* WORK INSTRUCTIONS: Report all lines from the entries below in which "What" appears.

* MATERIAL:
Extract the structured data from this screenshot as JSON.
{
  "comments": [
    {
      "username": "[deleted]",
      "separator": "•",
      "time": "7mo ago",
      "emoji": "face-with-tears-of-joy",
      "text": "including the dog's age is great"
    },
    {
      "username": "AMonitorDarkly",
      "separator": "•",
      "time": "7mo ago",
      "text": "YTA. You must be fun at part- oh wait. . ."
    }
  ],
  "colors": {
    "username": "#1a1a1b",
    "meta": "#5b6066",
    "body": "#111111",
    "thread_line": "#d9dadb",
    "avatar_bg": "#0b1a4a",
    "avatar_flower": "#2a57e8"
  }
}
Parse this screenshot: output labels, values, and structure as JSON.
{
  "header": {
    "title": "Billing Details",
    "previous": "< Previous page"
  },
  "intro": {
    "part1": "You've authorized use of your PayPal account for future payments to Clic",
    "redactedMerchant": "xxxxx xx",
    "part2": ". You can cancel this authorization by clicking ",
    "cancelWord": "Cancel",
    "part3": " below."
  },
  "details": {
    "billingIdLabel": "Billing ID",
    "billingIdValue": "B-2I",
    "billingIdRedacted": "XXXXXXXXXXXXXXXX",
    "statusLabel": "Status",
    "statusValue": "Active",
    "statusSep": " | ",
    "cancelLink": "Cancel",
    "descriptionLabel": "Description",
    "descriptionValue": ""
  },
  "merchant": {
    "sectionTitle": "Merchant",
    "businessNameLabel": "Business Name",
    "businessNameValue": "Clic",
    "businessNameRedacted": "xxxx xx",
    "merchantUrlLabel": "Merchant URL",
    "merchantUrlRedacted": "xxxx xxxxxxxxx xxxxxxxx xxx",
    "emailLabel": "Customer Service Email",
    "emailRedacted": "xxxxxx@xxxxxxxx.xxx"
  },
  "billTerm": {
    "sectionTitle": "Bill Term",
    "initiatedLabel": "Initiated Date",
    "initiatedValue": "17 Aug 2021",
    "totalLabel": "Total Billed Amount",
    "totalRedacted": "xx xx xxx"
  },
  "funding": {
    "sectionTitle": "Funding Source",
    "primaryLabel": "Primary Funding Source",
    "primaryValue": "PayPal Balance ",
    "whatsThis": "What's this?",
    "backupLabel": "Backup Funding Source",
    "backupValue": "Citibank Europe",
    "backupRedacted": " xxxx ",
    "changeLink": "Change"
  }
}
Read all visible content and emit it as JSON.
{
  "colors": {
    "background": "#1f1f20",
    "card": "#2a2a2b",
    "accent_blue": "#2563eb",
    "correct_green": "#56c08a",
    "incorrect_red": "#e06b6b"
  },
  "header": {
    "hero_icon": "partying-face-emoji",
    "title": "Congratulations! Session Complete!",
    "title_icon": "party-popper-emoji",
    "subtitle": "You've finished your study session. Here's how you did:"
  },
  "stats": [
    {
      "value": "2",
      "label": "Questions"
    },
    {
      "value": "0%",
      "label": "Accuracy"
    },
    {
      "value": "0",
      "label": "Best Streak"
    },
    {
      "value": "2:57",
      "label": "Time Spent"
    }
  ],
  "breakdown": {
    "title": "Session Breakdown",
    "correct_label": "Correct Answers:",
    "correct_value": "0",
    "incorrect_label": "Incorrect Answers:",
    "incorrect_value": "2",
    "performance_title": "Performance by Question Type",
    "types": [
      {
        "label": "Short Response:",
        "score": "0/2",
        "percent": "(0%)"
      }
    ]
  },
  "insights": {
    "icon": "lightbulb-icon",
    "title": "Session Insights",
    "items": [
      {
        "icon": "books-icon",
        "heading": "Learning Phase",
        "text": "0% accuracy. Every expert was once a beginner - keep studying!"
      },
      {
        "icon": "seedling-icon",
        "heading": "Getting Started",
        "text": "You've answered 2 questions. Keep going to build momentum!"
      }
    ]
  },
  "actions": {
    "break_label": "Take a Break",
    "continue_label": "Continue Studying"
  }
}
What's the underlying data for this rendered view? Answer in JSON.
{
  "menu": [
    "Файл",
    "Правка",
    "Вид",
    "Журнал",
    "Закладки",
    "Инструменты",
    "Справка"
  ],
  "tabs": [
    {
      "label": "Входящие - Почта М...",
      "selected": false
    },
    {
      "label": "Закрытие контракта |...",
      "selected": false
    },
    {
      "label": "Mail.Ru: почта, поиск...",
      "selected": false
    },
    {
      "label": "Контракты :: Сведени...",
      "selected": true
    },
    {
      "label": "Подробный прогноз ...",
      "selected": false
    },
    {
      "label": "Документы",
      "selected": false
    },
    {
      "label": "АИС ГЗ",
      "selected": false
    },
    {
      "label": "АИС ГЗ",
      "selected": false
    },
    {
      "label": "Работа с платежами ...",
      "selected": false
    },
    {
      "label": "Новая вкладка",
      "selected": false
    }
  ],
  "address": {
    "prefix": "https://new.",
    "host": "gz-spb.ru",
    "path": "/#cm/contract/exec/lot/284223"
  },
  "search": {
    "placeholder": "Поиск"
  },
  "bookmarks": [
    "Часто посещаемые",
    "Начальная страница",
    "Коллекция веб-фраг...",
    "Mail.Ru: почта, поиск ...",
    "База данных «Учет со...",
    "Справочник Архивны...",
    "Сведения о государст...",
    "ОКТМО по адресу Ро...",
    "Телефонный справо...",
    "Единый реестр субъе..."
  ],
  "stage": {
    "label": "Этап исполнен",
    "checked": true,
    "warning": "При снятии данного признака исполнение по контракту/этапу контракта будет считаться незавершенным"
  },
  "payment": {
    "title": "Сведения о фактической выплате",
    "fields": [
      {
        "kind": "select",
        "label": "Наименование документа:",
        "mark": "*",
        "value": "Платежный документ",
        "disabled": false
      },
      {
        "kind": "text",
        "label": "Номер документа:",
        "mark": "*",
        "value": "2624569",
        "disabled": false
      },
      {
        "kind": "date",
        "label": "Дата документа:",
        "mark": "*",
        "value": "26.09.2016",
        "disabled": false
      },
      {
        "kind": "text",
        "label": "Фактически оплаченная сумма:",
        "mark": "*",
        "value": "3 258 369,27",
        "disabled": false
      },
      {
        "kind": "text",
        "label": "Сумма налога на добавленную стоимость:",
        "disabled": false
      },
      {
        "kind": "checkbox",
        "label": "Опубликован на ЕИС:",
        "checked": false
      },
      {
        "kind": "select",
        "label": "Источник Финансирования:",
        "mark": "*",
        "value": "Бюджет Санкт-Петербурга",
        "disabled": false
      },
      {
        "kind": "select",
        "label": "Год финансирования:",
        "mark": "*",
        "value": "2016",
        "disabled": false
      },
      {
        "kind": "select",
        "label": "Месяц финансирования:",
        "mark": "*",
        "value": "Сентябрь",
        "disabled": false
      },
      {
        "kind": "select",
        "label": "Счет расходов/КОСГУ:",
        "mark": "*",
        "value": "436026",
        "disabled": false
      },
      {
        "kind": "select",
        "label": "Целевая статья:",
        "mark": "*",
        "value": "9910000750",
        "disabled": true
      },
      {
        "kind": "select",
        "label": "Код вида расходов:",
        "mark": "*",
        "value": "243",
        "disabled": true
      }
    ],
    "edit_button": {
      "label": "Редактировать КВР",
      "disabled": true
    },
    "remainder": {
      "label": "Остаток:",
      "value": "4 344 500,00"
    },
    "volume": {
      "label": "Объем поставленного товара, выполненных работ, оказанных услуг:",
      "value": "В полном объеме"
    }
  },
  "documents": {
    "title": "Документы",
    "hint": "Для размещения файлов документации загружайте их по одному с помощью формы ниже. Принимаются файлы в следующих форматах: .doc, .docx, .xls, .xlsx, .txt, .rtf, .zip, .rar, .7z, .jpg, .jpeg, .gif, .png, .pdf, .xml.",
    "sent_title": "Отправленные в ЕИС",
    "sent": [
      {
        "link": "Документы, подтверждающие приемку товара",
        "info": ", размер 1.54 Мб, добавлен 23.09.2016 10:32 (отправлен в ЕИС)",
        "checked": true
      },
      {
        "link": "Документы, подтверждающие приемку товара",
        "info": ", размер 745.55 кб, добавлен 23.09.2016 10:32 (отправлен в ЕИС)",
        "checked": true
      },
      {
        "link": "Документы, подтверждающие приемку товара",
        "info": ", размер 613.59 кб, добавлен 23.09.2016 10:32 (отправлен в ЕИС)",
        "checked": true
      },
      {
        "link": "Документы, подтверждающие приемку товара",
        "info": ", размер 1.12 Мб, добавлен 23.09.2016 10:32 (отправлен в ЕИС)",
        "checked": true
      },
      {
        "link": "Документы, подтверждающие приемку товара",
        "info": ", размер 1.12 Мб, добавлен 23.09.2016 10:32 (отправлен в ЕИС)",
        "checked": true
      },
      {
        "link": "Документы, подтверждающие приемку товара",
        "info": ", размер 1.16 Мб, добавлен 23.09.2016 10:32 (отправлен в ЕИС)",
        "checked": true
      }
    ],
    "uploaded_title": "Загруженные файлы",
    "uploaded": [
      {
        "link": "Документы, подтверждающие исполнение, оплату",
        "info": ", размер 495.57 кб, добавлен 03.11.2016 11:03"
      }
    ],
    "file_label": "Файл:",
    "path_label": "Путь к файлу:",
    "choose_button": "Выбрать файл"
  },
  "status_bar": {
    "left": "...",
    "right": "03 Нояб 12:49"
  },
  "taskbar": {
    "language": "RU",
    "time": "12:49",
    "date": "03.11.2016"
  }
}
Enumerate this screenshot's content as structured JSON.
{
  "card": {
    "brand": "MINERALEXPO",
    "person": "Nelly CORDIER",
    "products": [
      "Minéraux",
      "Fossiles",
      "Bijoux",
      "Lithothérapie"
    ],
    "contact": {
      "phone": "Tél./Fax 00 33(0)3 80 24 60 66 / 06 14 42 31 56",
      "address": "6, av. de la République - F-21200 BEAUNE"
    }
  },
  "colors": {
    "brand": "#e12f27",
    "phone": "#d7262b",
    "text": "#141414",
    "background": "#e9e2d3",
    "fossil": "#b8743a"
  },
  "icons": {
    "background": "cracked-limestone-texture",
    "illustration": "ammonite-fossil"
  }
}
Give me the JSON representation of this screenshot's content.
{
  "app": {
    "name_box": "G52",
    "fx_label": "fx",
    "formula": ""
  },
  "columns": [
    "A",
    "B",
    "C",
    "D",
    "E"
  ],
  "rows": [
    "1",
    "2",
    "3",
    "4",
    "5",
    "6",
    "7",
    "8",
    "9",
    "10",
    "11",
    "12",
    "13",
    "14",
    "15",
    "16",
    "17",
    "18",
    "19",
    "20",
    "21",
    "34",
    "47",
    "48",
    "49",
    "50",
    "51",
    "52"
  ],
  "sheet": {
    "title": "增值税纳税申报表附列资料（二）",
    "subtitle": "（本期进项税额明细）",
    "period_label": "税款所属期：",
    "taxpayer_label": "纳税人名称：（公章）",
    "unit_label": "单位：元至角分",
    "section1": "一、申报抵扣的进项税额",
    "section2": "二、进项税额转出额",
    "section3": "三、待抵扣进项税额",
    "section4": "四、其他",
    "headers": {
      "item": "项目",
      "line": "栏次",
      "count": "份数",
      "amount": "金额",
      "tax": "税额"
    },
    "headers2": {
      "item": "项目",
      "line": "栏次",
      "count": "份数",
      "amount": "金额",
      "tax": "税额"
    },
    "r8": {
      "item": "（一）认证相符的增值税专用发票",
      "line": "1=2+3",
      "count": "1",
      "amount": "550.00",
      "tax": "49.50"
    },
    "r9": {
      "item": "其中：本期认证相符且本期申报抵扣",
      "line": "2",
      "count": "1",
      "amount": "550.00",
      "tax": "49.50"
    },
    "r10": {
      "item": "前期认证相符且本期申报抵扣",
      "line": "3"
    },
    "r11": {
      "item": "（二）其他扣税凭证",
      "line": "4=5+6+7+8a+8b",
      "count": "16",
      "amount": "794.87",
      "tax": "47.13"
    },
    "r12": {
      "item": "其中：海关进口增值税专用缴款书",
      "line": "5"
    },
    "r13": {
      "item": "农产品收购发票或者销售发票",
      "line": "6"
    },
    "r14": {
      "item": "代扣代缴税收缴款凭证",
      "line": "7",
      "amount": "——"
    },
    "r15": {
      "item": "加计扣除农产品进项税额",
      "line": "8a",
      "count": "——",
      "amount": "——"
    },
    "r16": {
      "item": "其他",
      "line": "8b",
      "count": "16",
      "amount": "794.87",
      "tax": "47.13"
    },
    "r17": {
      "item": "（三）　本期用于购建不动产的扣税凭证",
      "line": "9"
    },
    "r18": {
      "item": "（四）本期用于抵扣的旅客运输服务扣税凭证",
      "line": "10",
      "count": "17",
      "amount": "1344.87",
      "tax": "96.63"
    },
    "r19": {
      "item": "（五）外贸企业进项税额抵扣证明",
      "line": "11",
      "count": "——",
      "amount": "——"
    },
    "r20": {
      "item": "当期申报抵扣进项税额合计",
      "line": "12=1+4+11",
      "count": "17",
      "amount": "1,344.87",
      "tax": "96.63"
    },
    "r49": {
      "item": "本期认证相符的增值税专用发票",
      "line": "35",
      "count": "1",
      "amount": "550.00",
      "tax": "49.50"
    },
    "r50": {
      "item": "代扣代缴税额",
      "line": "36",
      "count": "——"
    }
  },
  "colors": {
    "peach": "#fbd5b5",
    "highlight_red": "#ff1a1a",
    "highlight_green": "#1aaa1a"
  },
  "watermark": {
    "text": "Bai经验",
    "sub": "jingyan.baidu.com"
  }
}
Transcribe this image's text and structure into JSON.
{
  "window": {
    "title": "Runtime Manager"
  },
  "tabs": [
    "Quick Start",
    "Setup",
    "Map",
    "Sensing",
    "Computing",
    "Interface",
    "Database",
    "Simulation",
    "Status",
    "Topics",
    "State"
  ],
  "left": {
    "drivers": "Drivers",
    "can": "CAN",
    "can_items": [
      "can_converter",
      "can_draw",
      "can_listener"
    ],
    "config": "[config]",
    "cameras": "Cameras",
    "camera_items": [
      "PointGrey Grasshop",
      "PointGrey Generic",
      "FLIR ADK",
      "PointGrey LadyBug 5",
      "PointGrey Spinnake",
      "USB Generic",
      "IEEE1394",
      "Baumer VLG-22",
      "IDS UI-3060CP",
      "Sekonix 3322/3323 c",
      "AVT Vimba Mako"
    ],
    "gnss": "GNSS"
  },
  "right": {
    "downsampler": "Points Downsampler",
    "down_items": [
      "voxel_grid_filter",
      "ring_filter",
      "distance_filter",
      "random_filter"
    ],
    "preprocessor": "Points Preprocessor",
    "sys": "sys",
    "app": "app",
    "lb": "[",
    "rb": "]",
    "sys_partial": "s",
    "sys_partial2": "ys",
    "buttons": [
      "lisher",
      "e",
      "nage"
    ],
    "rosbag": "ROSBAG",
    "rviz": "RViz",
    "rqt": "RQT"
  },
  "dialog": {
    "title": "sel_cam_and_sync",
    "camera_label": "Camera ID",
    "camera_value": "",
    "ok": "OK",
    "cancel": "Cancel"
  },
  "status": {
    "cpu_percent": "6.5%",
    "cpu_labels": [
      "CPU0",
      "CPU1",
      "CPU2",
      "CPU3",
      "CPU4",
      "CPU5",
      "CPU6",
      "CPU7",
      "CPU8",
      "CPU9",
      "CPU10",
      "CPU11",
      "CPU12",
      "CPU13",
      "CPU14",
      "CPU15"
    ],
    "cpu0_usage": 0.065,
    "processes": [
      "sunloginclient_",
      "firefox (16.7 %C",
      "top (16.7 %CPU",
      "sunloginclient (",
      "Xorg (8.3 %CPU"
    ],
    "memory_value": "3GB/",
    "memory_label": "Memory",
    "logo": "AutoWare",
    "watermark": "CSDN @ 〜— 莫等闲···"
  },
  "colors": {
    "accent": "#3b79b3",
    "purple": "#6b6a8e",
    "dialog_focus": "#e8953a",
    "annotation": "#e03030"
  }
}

* ANSWER FOR THE TASK:
    "whatsThis": "What's this?",
What's the underlying data for this rendered view? Answer in JSON.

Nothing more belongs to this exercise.